SUPPLIED RECORDS
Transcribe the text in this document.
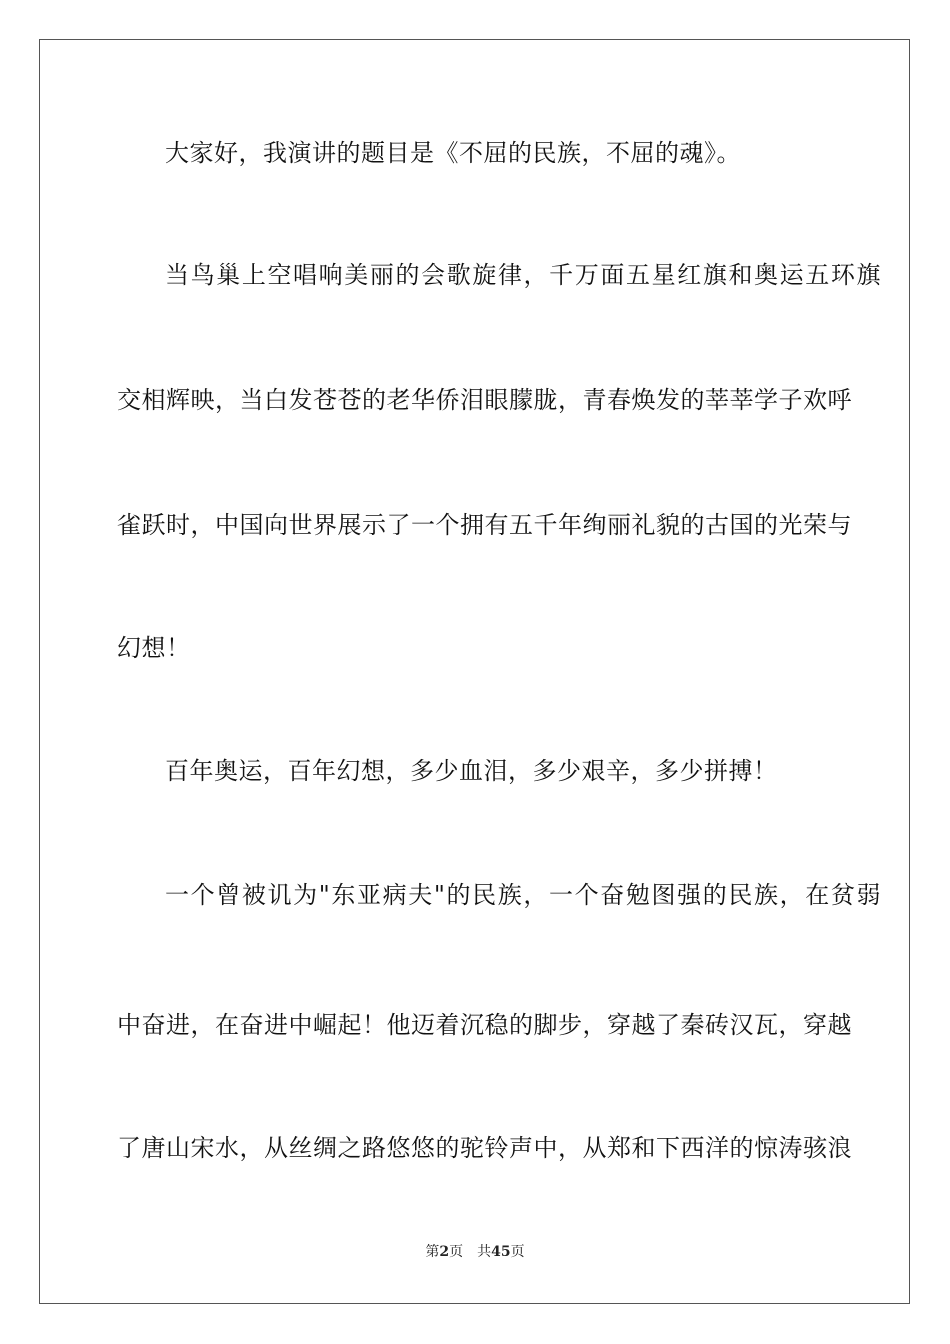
大家好，我演讲的题目是《不屈的民族，不屈的魂》。
当鸟巢上空唱响美丽的会歌旋律，千万面五星红旗和奥运五环旗
交相辉映，当白发苍苍的老华侨泪眼朦胧，青春焕发的莘莘学子欢呼
雀跃时，中国向世界展示了一个拥有五千年绚丽礼貌的古国的光荣与
幻想！
百年奥运，百年幻想，多少血泪，多少艰辛，多少拼搏！
一个曾被讥为"东亚病夫"的民族，一个奋勉图强的民族，在贫弱
中奋进，在奋进中崛起！他迈着沉稳的脚步，穿越了秦砖汉瓦，穿越
了唐山宋水，从丝绸之路悠悠的驼铃声中，从郑和下西洋的惊涛骇浪
第2页 共45页
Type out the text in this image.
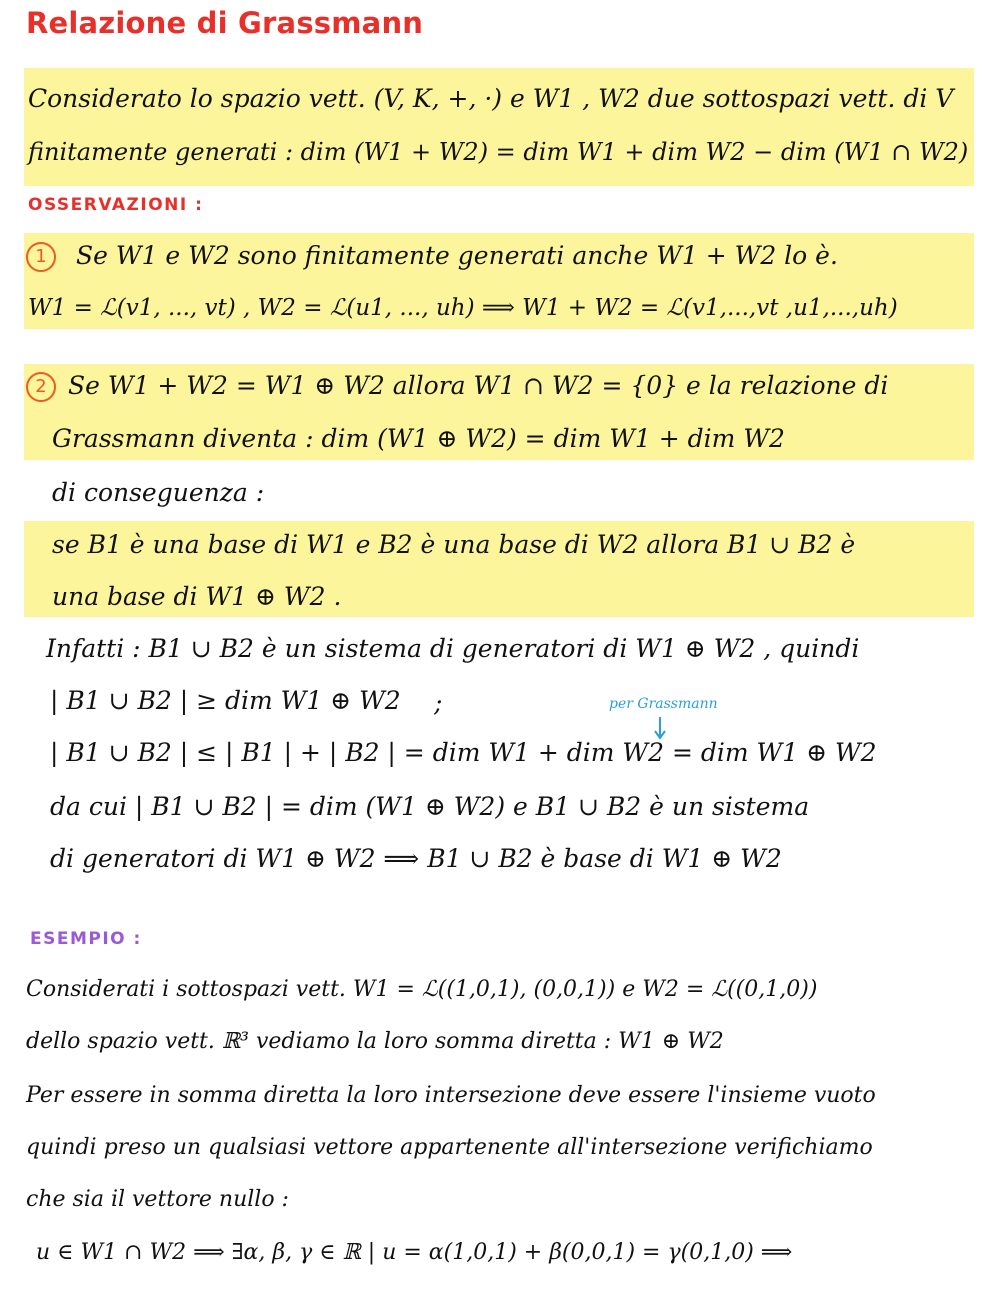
Relazione di Grassmann
Considerato lo spazio vett. (V, K, +, ·) e W1 , W2 due sottospazi vett. di V
finitamente generati : dim (W1 + W2) = dim W1 + dim W2 − dim (W1 ∩ W2)
OSSERVAZIONI :
1	Se W1 e W2 sono finitamente generati anche W1 + W2 lo è.
W1 = ℒ(v1, ..., vt) , W2 = ℒ(u1, ..., uh) ⟹ W1 + W2 = ℒ(v1,...,vt ,u1,...,uh)
2 Se W1 + W2 = W1 ⊕ W2 allora W1 ∩ W2 = {0} e la relazione di
Grassmann diventa : dim (W1 ⊕ W2) = dim W1 + dim W2
di conseguenza :
se B1 è una base di W1 e B2 è una base di W2 allora B1 ∪ B2 è
una base di W1 ⊕ W2 .
Infatti : B1 ∪ B2 è un sistema di generatori di W1 ⊕ W2 , quindi
| B1 ∪ B2 | ≥ dim W1 ⊕ W2 ;	per Grassmann
| B1 ∪ B2 | ≤ | B1 | + | B2 | = dim W1 + dim W2 = dim W1 ⊕ W2
da cui | B1 ∪ B2 | = dim (W1 ⊕ W2) e B1 ∪ B2 è un sistema
di generatori di W1 ⊕ W2 ⟹ B1 ∪ B2 è base di W1 ⊕ W2
ESEMPIO :
Considerati i sottospazi vett. W1 = ℒ((1,0,1), (0,0,1)) e W2 = ℒ((0,1,0))
dello spazio vett. ℝ³ vediamo la loro somma diretta : W1 ⊕ W2
Per essere in somma diretta la loro intersezione deve essere l'insieme vuoto
quindi preso un qualsiasi vettore appartenente all'intersezione verifichiamo
che sia il vettore nullo :
u ∈ W1 ∩ W2 ⟹ ∃α, β, γ ∈ ℝ | u = α(1,0,1) + β(0,0,1) = γ(0,1,0) ⟹
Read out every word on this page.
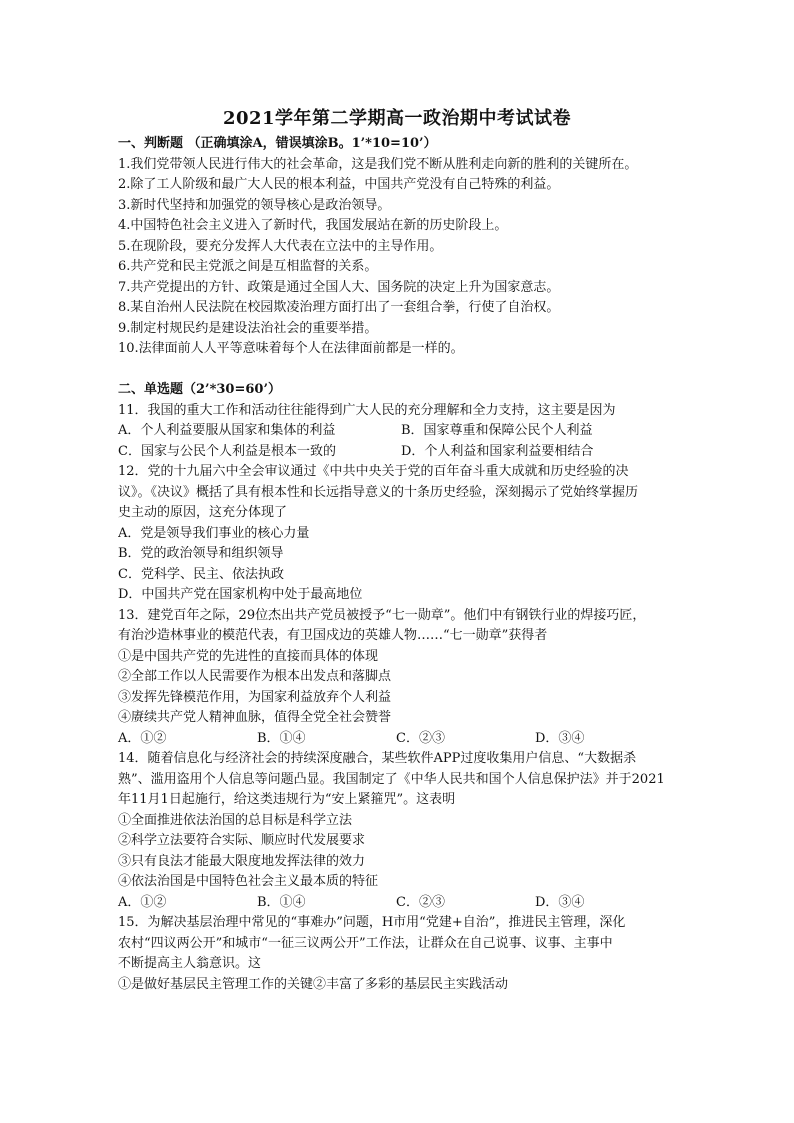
2021学年第二学期高一政治期中考试试卷
一、判断题 （正确填涂A，错误填涂B。1’*10=10’）
1.我们党带领人民进行伟大的社会革命，这是我们党不断从胜利走向新的胜利的关键所在。
2.除了工人阶级和最广大人民的根本利益，中国共产党没有自己特殊的利益。
3.新时代坚持和加强党的领导核心是政治领导。
4.中国特色社会主义进入了新时代，我国发展站在新的历史阶段上。
5.在现阶段，要充分发挥人大代表在立法中的主导作用。
6.共产党和民主党派之间是互相监督的关系。
7.共产党提出的方针、政策是通过全国人大、国务院的决定上升为国家意志。
8.某自治州人民法院在校园欺凌治理方面打出了一套组合拳，行使了自治权。
9.制定村规民约是建设法治社会的重要举措。
10.法律面前人人平等意味着每个人在法律面前都是一样的。
二、单选题（2’*30=60’）
11．我国的重大工作和活动往往能得到广大人民的充分理解和全力支持，这主要是因为
A．个人利益要服从国家和集体的利益	B．国家尊重和保障公民个人利益
C．国家与公民个人利益是根本一致的	D．个人利益和国家利益要相结合
12．党的十九届六中全会审议通过《中共中央关于党的百年奋斗重大成就和历史经验的决
议》。《决议》概括了具有根本性和长远指导意义的十条历史经验，深刻揭示了党始终掌握历
史主动的原因，这充分体现了
A．党是领导我们事业的核心力量
B．党的政治领导和组织领导
C．党科学、民主、依法执政
D．中国共产党在国家机构中处于最高地位
13．建党百年之际，29位杰出共产党员被授予“七一勋章”。他们中有钢铁行业的焊接巧匠，
有治沙造林事业的模范代表，有卫国戍边的英雄人物……“七一勋章”获得者
①是中国共产党的先进性的直接而具体的体现
②全部工作以人民需要作为根本出发点和落脚点
③发挥先锋模范作用，为国家利益放弃个人利益
④赓续共产党人精神血脉，值得全党全社会赞誉
A．①②	B．①④	C．②③	D．③④
14．随着信息化与经济社会的持续深度融合，某些软件APP过度收集用户信息、“大数据杀
熟”、滥用盗用个人信息等问题凸显。我国制定了《中华人民共和国个人信息保护法》并于2021
年11月1日起施行，给这类违规行为“安上紧箍咒”。这表明
①全面推进依法治国的总目标是科学立法
②科学立法要符合实际、顺应时代发展要求
③只有良法才能最大限度地发挥法律的效力
④依法治国是中国特色社会主义最本质的特征
A．①②	B．①④	C．②③	D．③④
15．为解决基层治理中常见的“事难办”问题，H市用“党建+自治”，推进民主管理，深化
农村“四议两公开”和城市“一征三议两公开”工作法，让群众在自己说事、议事、主事中
不断提高主人翁意识。这
①是做好基层民主管理工作的关键②丰富了多彩的基层民主实践活动
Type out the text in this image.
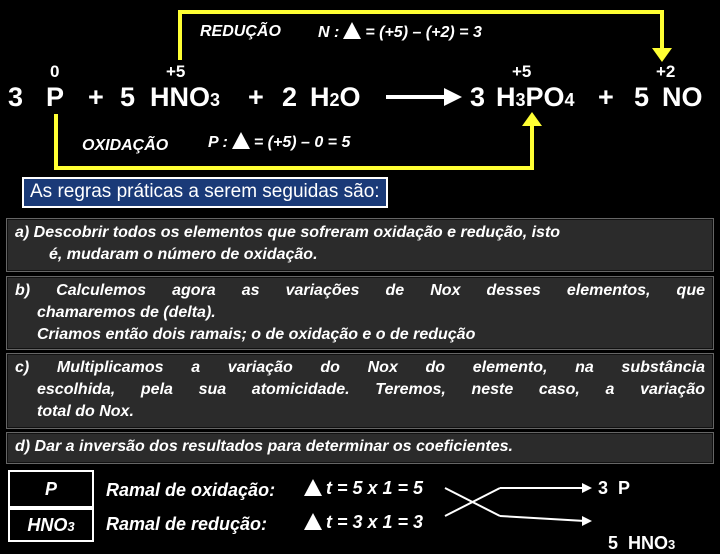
REDUÇÃO N : = (+5) – (+2) = 3
0	+5	+5	+2
3 P + 5 HNO3 + 2 H2O	3 H3PO4 + 5 NO
OXIDAÇÃO P : = (+5) – 0 = 5
As regras práticas a serem seguidas são:
a) Descobrir todos os elementos que sofreram oxidação e redução, isto
é, mudaram o número de oxidação.
b) Calculemos agora as variações de Nox desses elementos, que
chamaremos de (delta).
Criamos então dois ramais; o de oxidação e o de redução
c) Multiplicamos a variação do Nox do elemento, na substância
escolhida, pela sua atomicidade. Teremos, neste caso, a variação
total do Nox.
d) Dar a inversão dos resultados para determinar os coeficientes.
P
HNO3
Ramal de oxidação:	t = 5 x 1 = 5
Ramal de redução:	t = 3 x 1 = 3
3  P

5  HNO3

WHAT YOU WILL DO
Copy the records word for word, leaving no picture in the copy.

ANSWER TO THE EXERCISE
Transcribe the text in this document.
大家好，我演讲的题目是《不屈的民族，不屈的魂》。
当鸟巢上空唱响美丽的会歌旋律，千万面五星红旗和奥运五环旗
交相辉映，当白发苍苍的老华侨泪眼朦胧，青春焕发的莘莘学子欢呼
雀跃时，中国向世界展示了一个拥有五千年绚丽礼貌的古国的光荣与
幻想！
百年奥运，百年幻想，多少血泪，多少艰辛，多少拼搏！
一个曾被讥为"东亚病夫"的民族，一个奋勉图强的民族，在贫弱
中奋进，在奋进中崛起！他迈着沉稳的脚步，穿越了秦砖汉瓦，穿越
了唐山宋水，从丝绸之路悠悠的驼铃声中，从郑和下西洋的惊涛骇浪
第2页 共45页
Type out the text in this image.
Relazione di Grassmann
Considerato lo spazio vett. (V, K, +, ·) e W1 , W2 due sottospazi vett. di V
finitamente generati : dim (W1 + W2) = dim W1 + dim W2 − dim (W1 ∩ W2)
OSSERVAZIONI :
1	Se W1 e W2 sono finitamente generati anche W1 + W2 lo è.
W1 = ℒ(v1, ..., vt) , W2 = ℒ(u1, ..., uh) ⟹ W1 + W2 = ℒ(v1,...,vt ,u1,...,uh)
2 Se W1 + W2 = W1 ⊕ W2 allora W1 ∩ W2 = {0} e la relazione di
Grassmann diventa : dim (W1 ⊕ W2) = dim W1 + dim W2
di conseguenza :
se B1 è una base di W1 e B2 è una base di W2 allora B1 ∪ B2 è
una base di W1 ⊕ W2 .
Infatti : B1 ∪ B2 è un sistema di generatori di W1 ⊕ W2 , quindi
| B1 ∪ B2 | ≥ dim W1 ⊕ W2 ;	per Grassmann
| B1 ∪ B2 | ≤ | B1 | + | B2 | = dim W1 + dim W2 = dim W1 ⊕ W2
da cui | B1 ∪ B2 | = dim (W1 ⊕ W2) e B1 ∪ B2 è un sistema
di generatori di W1 ⊕ W2 ⟹ B1 ∪ B2 è base di W1 ⊕ W2
ESEMPIO :
Considerati i sottospazi vett. W1 = ℒ((1,0,1), (0,0,1)) e W2 = ℒ((0,1,0))
dello spazio vett. ℝ³ vediamo la loro somma diretta : W1 ⊕ W2
Per essere in somma diretta la loro intersezione deve essere l'insieme vuoto
quindi preso un qualsiasi vettore appartenente all'intersezione verifichiamo
che sia il vettore nullo :
u ∈ W1 ∩ W2 ⟹ ∃α, β, γ ∈ ℝ | u = α(1,0,1) + β(0,0,1) = γ(0,1,0) ⟹
Read out every word on this page.
2021学年第二学期高一政治期中考试试卷
一、判断题 （正确填涂A，错误填涂B。1’*10=10’）
1.我们党带领人民进行伟大的社会革命，这是我们党不断从胜利走向新的胜利的关键所在。
2.除了工人阶级和最广大人民的根本利益，中国共产党没有自己特殊的利益。
3.新时代坚持和加强党的领导核心是政治领导。
4.中国特色社会主义进入了新时代，我国发展站在新的历史阶段上。
5.在现阶段，要充分发挥人大代表在立法中的主导作用。
6.共产党和民主党派之间是互相监督的关系。
7.共产党提出的方针、政策是通过全国人大、国务院的决定上升为国家意志。
8.某自治州人民法院在校园欺凌治理方面打出了一套组合拳，行使了自治权。
9.制定村规民约是建设法治社会的重要举措。
10.法律面前人人平等意味着每个人在法律面前都是一样的。
二、单选题（2’*30=60’）
11．我国的重大工作和活动往往能得到广大人民的充分理解和全力支持，这主要是因为
A．个人利益要服从国家和集体的利益	B．国家尊重和保障公民个人利益
C．国家与公民个人利益是根本一致的	D．个人利益和国家利益要相结合
12．党的十九届六中全会审议通过《中共中央关于党的百年奋斗重大成就和历史经验的决
议》。《决议》概括了具有根本性和长远指导意义的十条历史经验，深刻揭示了党始终掌握历
史主动的原因，这充分体现了
A．党是领导我们事业的核心力量
B．党的政治领导和组织领导
C．党科学、民主、依法执政
D．中国共产党在国家机构中处于最高地位
13．建党百年之际，29位杰出共产党员被授予“七一勋章”。他们中有钢铁行业的焊接巧匠，
有治沙造林事业的模范代表，有卫国戍边的英雄人物……“七一勋章”获得者
①是中国共产党的先进性的直接而具体的体现
②全部工作以人民需要作为根本出发点和落脚点
③发挥先锋模范作用，为国家利益放弃个人利益
④赓续共产党人精神血脉，值得全党全社会赞誉
A．①②	B．①④	C．②③	D．③④
14．随着信息化与经济社会的持续深度融合，某些软件APP过度收集用户信息、“大数据杀
熟”、滥用盗用个人信息等问题凸显。我国制定了《中华人民共和国个人信息保护法》并于2021
年11月1日起施行，给这类违规行为“安上紧箍咒”。这表明
①全面推进依法治国的总目标是科学立法
②科学立法要符合实际、顺应时代发展要求
③只有良法才能最大限度地发挥法律的效力
④依法治国是中国特色社会主义最本质的特征
A．①②	B．①④	C．②③	D．③④
15．为解决基层治理中常见的“事难办”问题，H市用“党建+自治”，推进民主管理，深化
农村“四议两公开”和城市“一征三议两公开”工作法，让群众在自己说事、议事、主事中
不断提高主人翁意识。这
①是做好基层民主管理工作的关键②丰富了多彩的基层民主实践活动
Type out the text in this image.
REDUÇÃO N : = (+5) – (+2) = 3
0	+5	+5	+2
3 P + 5 HNO3 + 2 H2O	3 H3PO4 + 5 NO
OXIDAÇÃO P : = (+5) – 0 = 5
As regras práticas a serem seguidas são:
a) Descobrir todos os elementos que sofreram oxidação e redução, isto
é, mudaram o número de oxidação.
b) Calculemos agora as variações de Nox desses elementos, que
chamaremos de (delta).
Criamos então dois ramais; o de oxidação e o de redução
c) Multiplicamos a variação do Nox do elemento, na substância
escolhida, pela sua atomicidade. Teremos, neste caso, a variação
total do Nox.
d) Dar a inversão dos resultados para determinar os coeficientes.
P
HNO3
Ramal de oxidação:	t = 5 x 1 = 5
Ramal de redução:	t = 3 x 1 = 3
3  P

5  HNO3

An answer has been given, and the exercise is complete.